◆ WHAT IS BEING ASKED:
Reproduce the listing exactly, with no pictures in your copy.
## start
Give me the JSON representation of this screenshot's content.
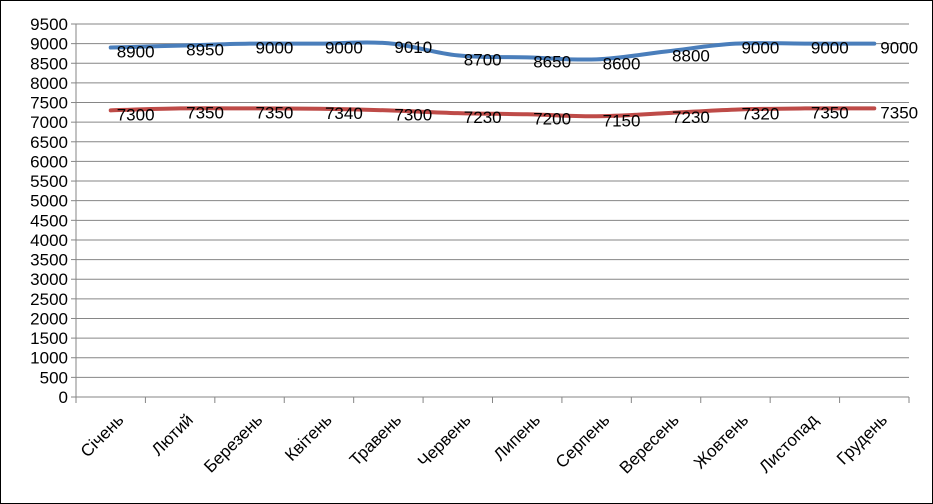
{
  "chart_data": {
    "type": "line",
    "categories": [
      "Січень",
      "Лютий",
      "Березень",
      "Квітень",
      "Травень",
      "Червень",
      "Липень",
      "Серпень",
      "Вересень",
      "Жовтень",
      "Листопад",
      "Грудень"
    ],
    "series": [
      {
        "values": [
          8900,
          8950,
          9000,
          9000,
          9010,
          8700,
          8650,
          8600,
          8800,
          9000,
          9000,
          9000
        ],
        "color": "#4A7EBB",
        "data_labels": [
          "8900",
          "8950",
          "9000",
          "9000",
          "9010",
          "8700",
          "8650",
          "8600",
          "8800",
          "9000",
          "9000",
          "9000"
        ]
      },
      {
        "values": [
          7300,
          7350,
          7350,
          7340,
          7300,
          7230,
          7200,
          7150,
          7230,
          7320,
          7350,
          7350
        ],
        "color": "#BE4B48",
        "data_labels": [
          "7300",
          "7350",
          "7350",
          "7340",
          "7300",
          "7230",
          "7200",
          "7150",
          "7230",
          "7320",
          "7350",
          "7350"
        ]
      }
    ],
    "ylim": [
      0,
      9500
    ],
    "yticks": [
      "0",
      "500",
      "1000",
      "1500",
      "2000",
      "2500",
      "3000",
      "3500",
      "4000",
      "4500",
      "5000",
      "5500",
      "6000",
      "6500",
      "7000",
      "7500",
      "8000",
      "8500",
      "9000",
      "9500"
    ],
    "grid": true,
    "legend": "none",
    "title": "",
    "xlabel": "",
    "ylabel": ""
  }
}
## end
◆ SOLUTION TO THE EXERCISE:
Give me the JSON representation of this screenshot's content.
{
  "chart_data": {
    "type": "line",
    "categories": [
      "Січень",
      "Лютий",
      "Березень",
      "Квітень",
      "Травень",
      "Червень",
      "Липень",
      "Серпень",
      "Вересень",
      "Жовтень",
      "Листопад",
      "Грудень"
    ],
    "series": [
      {
        "values": [
          8900,
          8950,
          9000,
          9000,
          9010,
          8700,
          8650,
          8600,
          8800,
          9000,
          9000,
          9000
        ],
        "color": "#4A7EBB",
        "data_labels": [
          "8900",
          "8950",
          "9000",
          "9000",
          "9010",
          "8700",
          "8650",
          "8600",
          "8800",
          "9000",
          "9000",
          "9000"
        ]
      },
      {
        "values": [
          7300,
          7350,
          7350,
          7340,
          7300,
          7230,
          7200,
          7150,
          7230,
          7320,
          7350,
          7350
        ],
        "color": "#BE4B48",
        "data_labels": [
          "7300",
          "7350",
          "7350",
          "7340",
          "7300",
          "7230",
          "7200",
          "7150",
          "7230",
          "7320",
          "7350",
          "7350"
        ]
      }
    ],
    "ylim": [
      0,
      9500
    ],
    "yticks": [
      "0",
      "500",
      "1000",
      "1500",
      "2000",
      "2500",
      "3000",
      "3500",
      "4000",
      "4500",
      "5000",
      "5500",
      "6000",
      "6500",
      "7000",
      "7500",
      "8000",
      "8500",
      "9000",
      "9500"
    ],
    "grid": true,
    "legend": "none",
    "title": "",
    "xlabel": "",
    "ylabel": ""
  }
}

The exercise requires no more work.